(Dataset excerpts)
- - -

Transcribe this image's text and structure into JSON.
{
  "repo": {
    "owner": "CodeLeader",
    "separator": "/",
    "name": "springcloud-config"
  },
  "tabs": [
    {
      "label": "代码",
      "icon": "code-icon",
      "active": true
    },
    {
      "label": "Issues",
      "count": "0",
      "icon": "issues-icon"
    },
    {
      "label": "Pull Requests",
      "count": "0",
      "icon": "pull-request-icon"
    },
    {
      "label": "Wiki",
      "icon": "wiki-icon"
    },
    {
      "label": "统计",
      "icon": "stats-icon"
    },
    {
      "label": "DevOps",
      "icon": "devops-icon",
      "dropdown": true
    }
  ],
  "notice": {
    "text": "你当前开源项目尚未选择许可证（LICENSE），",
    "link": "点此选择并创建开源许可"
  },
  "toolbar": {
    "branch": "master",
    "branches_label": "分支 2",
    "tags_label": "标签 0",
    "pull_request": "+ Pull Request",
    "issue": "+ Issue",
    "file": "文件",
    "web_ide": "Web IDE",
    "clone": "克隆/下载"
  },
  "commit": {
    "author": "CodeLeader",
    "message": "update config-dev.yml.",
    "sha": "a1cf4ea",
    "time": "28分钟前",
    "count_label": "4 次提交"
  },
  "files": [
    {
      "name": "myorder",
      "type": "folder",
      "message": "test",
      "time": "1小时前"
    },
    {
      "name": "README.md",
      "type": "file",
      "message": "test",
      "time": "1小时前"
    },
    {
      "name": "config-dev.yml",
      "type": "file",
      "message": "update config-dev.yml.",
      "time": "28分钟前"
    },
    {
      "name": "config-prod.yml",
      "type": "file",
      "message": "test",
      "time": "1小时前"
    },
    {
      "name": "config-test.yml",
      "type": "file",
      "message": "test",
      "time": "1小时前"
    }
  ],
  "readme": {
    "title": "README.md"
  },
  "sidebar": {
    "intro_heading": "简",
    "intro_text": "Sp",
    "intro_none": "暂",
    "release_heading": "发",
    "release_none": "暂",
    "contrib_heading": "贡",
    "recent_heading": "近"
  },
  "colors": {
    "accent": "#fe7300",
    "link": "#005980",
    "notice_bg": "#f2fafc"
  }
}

- - -

Exercise prompt
Working from the material above, retype it in its entirety without change.

The output
Transcribe this image's text and structure into JSON.
{
  "repo": {
    "owner": "CodeLeader",
    "separator": "/",
    "name": "springcloud-config"
  },
  "tabs": [
    {
      "label": "代码",
      "icon": "code-icon",
      "active": true
    },
    {
      "label": "Issues",
      "count": "0",
      "icon": "issues-icon"
    },
    {
      "label": "Pull Requests",
      "count": "0",
      "icon": "pull-request-icon"
    },
    {
      "label": "Wiki",
      "icon": "wiki-icon"
    },
    {
      "label": "统计",
      "icon": "stats-icon"
    },
    {
      "label": "DevOps",
      "icon": "devops-icon",
      "dropdown": true
    }
  ],
  "notice": {
    "text": "你当前开源项目尚未选择许可证（LICENSE），",
    "link": "点此选择并创建开源许可"
  },
  "toolbar": {
    "branch": "master",
    "branches_label": "分支 2",
    "tags_label": "标签 0",
    "pull_request": "+ Pull Request",
    "issue": "+ Issue",
    "file": "文件",
    "web_ide": "Web IDE",
    "clone": "克隆/下载"
  },
  "commit": {
    "author": "CodeLeader",
    "message": "update config-dev.yml.",
    "sha": "a1cf4ea",
    "time": "28分钟前",
    "count_label": "4 次提交"
  },
  "files": [
    {
      "name": "myorder",
      "type": "folder",
      "message": "test",
      "time": "1小时前"
    },
    {
      "name": "README.md",
      "type": "file",
      "message": "test",
      "time": "1小时前"
    },
    {
      "name": "config-dev.yml",
      "type": "file",
      "message": "update config-dev.yml.",
      "time": "28分钟前"
    },
    {
      "name": "config-prod.yml",
      "type": "file",
      "message": "test",
      "time": "1小时前"
    },
    {
      "name": "config-test.yml",
      "type": "file",
      "message": "test",
      "time": "1小时前"
    }
  ],
  "readme": {
    "title": "README.md"
  },
  "sidebar": {
    "intro_heading": "简",
    "intro_text": "Sp",
    "intro_none": "暂",
    "release_heading": "发",
    "release_none": "暂",
    "contrib_heading": "贡",
    "recent_heading": "近"
  },
  "colors": {
    "accent": "#fe7300",
    "link": "#005980",
    "notice_bg": "#f2fafc"
  }
}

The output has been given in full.